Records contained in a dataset
☆ ☆ ☆ ☆ ☆

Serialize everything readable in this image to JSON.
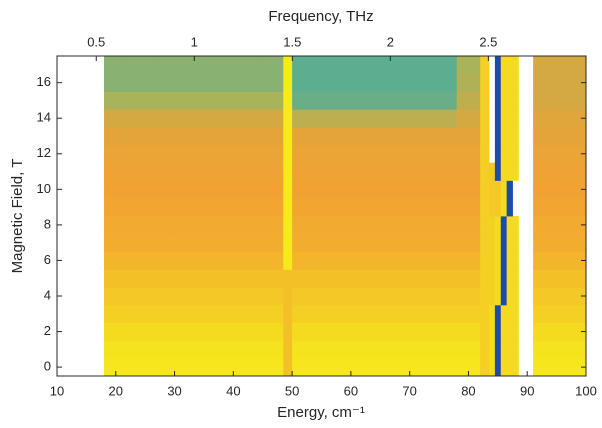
{
  "chart_data": {
    "type": "heatmap",
    "xlabel": "Energy, cm⁻¹",
    "ylabel": "Magnetic Field, T",
    "x2label": "Frequency, THz",
    "xlim": [
      10,
      100
    ],
    "xticks": [
      10,
      20,
      30,
      40,
      50,
      60,
      70,
      80,
      90,
      100
    ],
    "ylim": [
      -0.5,
      17.5
    ],
    "yticks": [
      0,
      2,
      4,
      6,
      8,
      10,
      12,
      14,
      16
    ],
    "x2lim": [
      0.2998,
      2.998
    ],
    "x2ticks": [
      0.5,
      1,
      1.5,
      2,
      2.5
    ],
    "colormap": [
      "#1d3c9e",
      "#1977d0",
      "#2aa9b5",
      "#a9b35a",
      "#f2a232",
      "#f6ee1a"
    ],
    "x_edges": [
      18,
      21,
      24,
      27,
      30,
      35,
      40,
      45,
      48.5,
      50,
      53,
      57,
      62,
      70,
      78,
      82,
      83.5,
      84.5,
      85.5,
      86.5,
      87.5,
      88.5,
      91,
      95,
      100
    ],
    "y": [
      0,
      1,
      2,
      3,
      4,
      5,
      6,
      7,
      8,
      9,
      10,
      11,
      12,
      13,
      14,
      15,
      16,
      17
    ],
    "z": [
      [
        0.98,
        0.98,
        0.98,
        0.98,
        0.98,
        0.98,
        0.98,
        0.98,
        0.88,
        0.98,
        0.98,
        0.98,
        0.98,
        0.98,
        0.98,
        0.92,
        0.95,
        0.05,
        0.95,
        0.95,
        0.95,
        null,
        0.98,
        0.98
      ],
      [
        0.97,
        0.97,
        0.97,
        0.97,
        0.97,
        0.97,
        0.97,
        0.97,
        0.88,
        0.97,
        0.97,
        0.97,
        0.97,
        0.97,
        0.97,
        0.92,
        0.95,
        0.05,
        0.95,
        0.95,
        0.95,
        null,
        0.97,
        0.97
      ],
      [
        0.95,
        0.95,
        0.95,
        0.95,
        0.95,
        0.95,
        0.95,
        0.95,
        0.88,
        0.95,
        0.95,
        0.95,
        0.95,
        0.95,
        0.95,
        0.92,
        0.95,
        0.05,
        0.95,
        0.95,
        0.95,
        null,
        0.95,
        0.95
      ],
      [
        0.92,
        0.92,
        0.92,
        0.92,
        0.92,
        0.92,
        0.92,
        0.92,
        0.88,
        0.92,
        0.92,
        0.92,
        0.92,
        0.92,
        0.92,
        0.92,
        0.95,
        0.05,
        0.95,
        0.95,
        0.95,
        null,
        0.92,
        0.92
      ],
      [
        0.9,
        0.9,
        0.9,
        0.9,
        0.9,
        0.9,
        0.9,
        0.9,
        0.88,
        0.9,
        0.9,
        0.9,
        0.9,
        0.9,
        0.9,
        0.92,
        0.92,
        0.95,
        0.05,
        0.95,
        0.95,
        null,
        0.9,
        0.9
      ],
      [
        0.88,
        0.88,
        0.88,
        0.88,
        0.88,
        0.88,
        0.88,
        0.88,
        0.88,
        0.88,
        0.88,
        0.88,
        0.88,
        0.88,
        0.88,
        0.92,
        0.92,
        0.95,
        0.05,
        0.95,
        0.95,
        null,
        0.88,
        0.88
      ],
      [
        0.85,
        0.85,
        0.85,
        0.85,
        0.85,
        0.85,
        0.85,
        0.85,
        0.99,
        0.85,
        0.85,
        0.85,
        0.85,
        0.85,
        0.85,
        0.92,
        0.92,
        0.95,
        0.05,
        0.95,
        0.95,
        null,
        0.85,
        0.85
      ],
      [
        0.83,
        0.83,
        0.83,
        0.83,
        0.83,
        0.83,
        0.83,
        0.83,
        0.99,
        0.83,
        0.83,
        0.83,
        0.83,
        0.83,
        0.83,
        0.92,
        0.92,
        0.95,
        0.05,
        0.95,
        0.95,
        null,
        0.83,
        0.83
      ],
      [
        0.82,
        0.82,
        0.82,
        0.82,
        0.82,
        0.82,
        0.82,
        0.82,
        0.99,
        0.82,
        0.82,
        0.82,
        0.82,
        0.82,
        0.82,
        0.92,
        0.92,
        0.95,
        0.05,
        0.95,
        0.95,
        null,
        0.82,
        0.82
      ],
      [
        0.81,
        0.81,
        0.81,
        0.81,
        0.81,
        0.81,
        0.81,
        0.81,
        0.99,
        0.81,
        0.81,
        0.81,
        0.81,
        0.81,
        0.81,
        0.92,
        0.9,
        0.9,
        0.95,
        0.05,
        null,
        null,
        0.81,
        0.81
      ],
      [
        0.8,
        0.8,
        0.8,
        0.8,
        0.8,
        0.8,
        0.8,
        0.8,
        0.99,
        0.8,
        0.8,
        0.8,
        0.8,
        0.8,
        0.8,
        0.92,
        0.9,
        0.9,
        0.95,
        0.05,
        null,
        null,
        0.8,
        0.8
      ],
      [
        0.79,
        0.79,
        0.79,
        0.79,
        0.79,
        0.79,
        0.79,
        0.79,
        0.99,
        0.79,
        0.79,
        0.79,
        0.79,
        0.79,
        0.79,
        0.92,
        0.9,
        0.05,
        0.95,
        0.95,
        0.95,
        null,
        0.79,
        0.79
      ],
      [
        0.78,
        0.78,
        0.78,
        0.78,
        0.78,
        0.78,
        0.78,
        0.78,
        0.99,
        0.78,
        0.78,
        0.78,
        0.78,
        0.78,
        0.78,
        0.92,
        null,
        0.05,
        0.95,
        0.95,
        0.95,
        null,
        0.78,
        0.78
      ],
      [
        0.76,
        0.76,
        0.76,
        0.76,
        0.76,
        0.76,
        0.76,
        0.76,
        0.99,
        0.76,
        0.76,
        0.76,
        0.76,
        0.76,
        0.76,
        0.92,
        null,
        0.05,
        0.95,
        0.95,
        0.95,
        null,
        0.76,
        0.76
      ],
      [
        0.72,
        0.72,
        0.72,
        0.72,
        0.72,
        0.72,
        0.72,
        0.72,
        0.99,
        0.65,
        0.65,
        0.65,
        0.65,
        0.65,
        0.72,
        0.92,
        null,
        0.05,
        0.95,
        0.95,
        0.95,
        null,
        0.75,
        0.75
      ],
      [
        0.6,
        0.6,
        0.6,
        0.6,
        0.6,
        0.6,
        0.6,
        0.6,
        0.99,
        0.5,
        0.5,
        0.5,
        0.5,
        0.5,
        0.66,
        0.92,
        null,
        0.05,
        0.95,
        0.95,
        0.95,
        null,
        0.72,
        0.72
      ],
      [
        0.55,
        0.55,
        0.55,
        0.55,
        0.55,
        0.55,
        0.55,
        0.55,
        0.99,
        0.48,
        0.48,
        0.48,
        0.48,
        0.48,
        0.62,
        0.92,
        null,
        0.05,
        0.95,
        0.95,
        0.95,
        null,
        0.72,
        0.72
      ],
      [
        0.55,
        0.55,
        0.55,
        0.55,
        0.55,
        0.55,
        0.55,
        0.55,
        0.99,
        0.48,
        0.48,
        0.48,
        0.48,
        0.48,
        0.6,
        0.92,
        null,
        0.05,
        0.95,
        0.95,
        0.95,
        null,
        0.72,
        0.72
      ]
    ]
  }
}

☆ ☆ ☆ ☆ ☆

### [Problem]
All of the material above should be reproduced exactly, except the pictures.

### [Exercise answer]
Serialize everything readable in this image to JSON.
{
  "chart_data": {
    "type": "heatmap",
    "xlabel": "Energy, cm⁻¹",
    "ylabel": "Magnetic Field, T",
    "x2label": "Frequency, THz",
    "xlim": [
      10,
      100
    ],
    "xticks": [
      10,
      20,
      30,
      40,
      50,
      60,
      70,
      80,
      90,
      100
    ],
    "ylim": [
      -0.5,
      17.5
    ],
    "yticks": [
      0,
      2,
      4,
      6,
      8,
      10,
      12,
      14,
      16
    ],
    "x2lim": [
      0.2998,
      2.998
    ],
    "x2ticks": [
      0.5,
      1,
      1.5,
      2,
      2.5
    ],
    "colormap": [
      "#1d3c9e",
      "#1977d0",
      "#2aa9b5",
      "#a9b35a",
      "#f2a232",
      "#f6ee1a"
    ],
    "x_edges": [
      18,
      21,
      24,
      27,
      30,
      35,
      40,
      45,
      48.5,
      50,
      53,
      57,
      62,
      70,
      78,
      82,
      83.5,
      84.5,
      85.5,
      86.5,
      87.5,
      88.5,
      91,
      95,
      100
    ],
    "y": [
      0,
      1,
      2,
      3,
      4,
      5,
      6,
      7,
      8,
      9,
      10,
      11,
      12,
      13,
      14,
      15,
      16,
      17
    ],
    "z": [
      [
        0.98,
        0.98,
        0.98,
        0.98,
        0.98,
        0.98,
        0.98,
        0.98,
        0.88,
        0.98,
        0.98,
        0.98,
        0.98,
        0.98,
        0.98,
        0.92,
        0.95,
        0.05,
        0.95,
        0.95,
        0.95,
        null,
        0.98,
        0.98
      ],
      [
        0.97,
        0.97,
        0.97,
        0.97,
        0.97,
        0.97,
        0.97,
        0.97,
        0.88,
        0.97,
        0.97,
        0.97,
        0.97,
        0.97,
        0.97,
        0.92,
        0.95,
        0.05,
        0.95,
        0.95,
        0.95,
        null,
        0.97,
        0.97
      ],
      [
        0.95,
        0.95,
        0.95,
        0.95,
        0.95,
        0.95,
        0.95,
        0.95,
        0.88,
        0.95,
        0.95,
        0.95,
        0.95,
        0.95,
        0.95,
        0.92,
        0.95,
        0.05,
        0.95,
        0.95,
        0.95,
        null,
        0.95,
        0.95
      ],
      [
        0.92,
        0.92,
        0.92,
        0.92,
        0.92,
        0.92,
        0.92,
        0.92,
        0.88,
        0.92,
        0.92,
        0.92,
        0.92,
        0.92,
        0.92,
        0.92,
        0.95,
        0.05,
        0.95,
        0.95,
        0.95,
        null,
        0.92,
        0.92
      ],
      [
        0.9,
        0.9,
        0.9,
        0.9,
        0.9,
        0.9,
        0.9,
        0.9,
        0.88,
        0.9,
        0.9,
        0.9,
        0.9,
        0.9,
        0.9,
        0.92,
        0.92,
        0.95,
        0.05,
        0.95,
        0.95,
        null,
        0.9,
        0.9
      ],
      [
        0.88,
        0.88,
        0.88,
        0.88,
        0.88,
        0.88,
        0.88,
        0.88,
        0.88,
        0.88,
        0.88,
        0.88,
        0.88,
        0.88,
        0.88,
        0.92,
        0.92,
        0.95,
        0.05,
        0.95,
        0.95,
        null,
        0.88,
        0.88
      ],
      [
        0.85,
        0.85,
        0.85,
        0.85,
        0.85,
        0.85,
        0.85,
        0.85,
        0.99,
        0.85,
        0.85,
        0.85,
        0.85,
        0.85,
        0.85,
        0.92,
        0.92,
        0.95,
        0.05,
        0.95,
        0.95,
        null,
        0.85,
        0.85
      ],
      [
        0.83,
        0.83,
        0.83,
        0.83,
        0.83,
        0.83,
        0.83,
        0.83,
        0.99,
        0.83,
        0.83,
        0.83,
        0.83,
        0.83,
        0.83,
        0.92,
        0.92,
        0.95,
        0.05,
        0.95,
        0.95,
        null,
        0.83,
        0.83
      ],
      [
        0.82,
        0.82,
        0.82,
        0.82,
        0.82,
        0.82,
        0.82,
        0.82,
        0.99,
        0.82,
        0.82,
        0.82,
        0.82,
        0.82,
        0.82,
        0.92,
        0.92,
        0.95,
        0.05,
        0.95,
        0.95,
        null,
        0.82,
        0.82
      ],
      [
        0.81,
        0.81,
        0.81,
        0.81,
        0.81,
        0.81,
        0.81,
        0.81,
        0.99,
        0.81,
        0.81,
        0.81,
        0.81,
        0.81,
        0.81,
        0.92,
        0.9,
        0.9,
        0.95,
        0.05,
        null,
        null,
        0.81,
        0.81
      ],
      [
        0.8,
        0.8,
        0.8,
        0.8,
        0.8,
        0.8,
        0.8,
        0.8,
        0.99,
        0.8,
        0.8,
        0.8,
        0.8,
        0.8,
        0.8,
        0.92,
        0.9,
        0.9,
        0.95,
        0.05,
        null,
        null,
        0.8,
        0.8
      ],
      [
        0.79,
        0.79,
        0.79,
        0.79,
        0.79,
        0.79,
        0.79,
        0.79,
        0.99,
        0.79,
        0.79,
        0.79,
        0.79,
        0.79,
        0.79,
        0.92,
        0.9,
        0.05,
        0.95,
        0.95,
        0.95,
        null,
        0.79,
        0.79
      ],
      [
        0.78,
        0.78,
        0.78,
        0.78,
        0.78,
        0.78,
        0.78,
        0.78,
        0.99,
        0.78,
        0.78,
        0.78,
        0.78,
        0.78,
        0.78,
        0.92,
        null,
        0.05,
        0.95,
        0.95,
        0.95,
        null,
        0.78,
        0.78
      ],
      [
        0.76,
        0.76,
        0.76,
        0.76,
        0.76,
        0.76,
        0.76,
        0.76,
        0.99,
        0.76,
        0.76,
        0.76,
        0.76,
        0.76,
        0.76,
        0.92,
        null,
        0.05,
        0.95,
        0.95,
        0.95,
        null,
        0.76,
        0.76
      ],
      [
        0.72,
        0.72,
        0.72,
        0.72,
        0.72,
        0.72,
        0.72,
        0.72,
        0.99,
        0.65,
        0.65,
        0.65,
        0.65,
        0.65,
        0.72,
        0.92,
        null,
        0.05,
        0.95,
        0.95,
        0.95,
        null,
        0.75,
        0.75
      ],
      [
        0.6,
        0.6,
        0.6,
        0.6,
        0.6,
        0.6,
        0.6,
        0.6,
        0.99,
        0.5,
        0.5,
        0.5,
        0.5,
        0.5,
        0.66,
        0.92,
        null,
        0.05,
        0.95,
        0.95,
        0.95,
        null,
        0.72,
        0.72
      ],
      [
        0.55,
        0.55,
        0.55,
        0.55,
        0.55,
        0.55,
        0.55,
        0.55,
        0.99,
        0.48,
        0.48,
        0.48,
        0.48,
        0.48,
        0.62,
        0.92,
        null,
        0.05,
        0.95,
        0.95,
        0.95,
        null,
        0.72,
        0.72
      ],
      [
        0.55,
        0.55,
        0.55,
        0.55,
        0.55,
        0.55,
        0.55,
        0.55,
        0.99,
        0.48,
        0.48,
        0.48,
        0.48,
        0.48,
        0.6,
        0.92,
        null,
        0.05,
        0.95,
        0.95,
        0.95,
        null,
        0.72,
        0.72
      ]
    ]
  }
}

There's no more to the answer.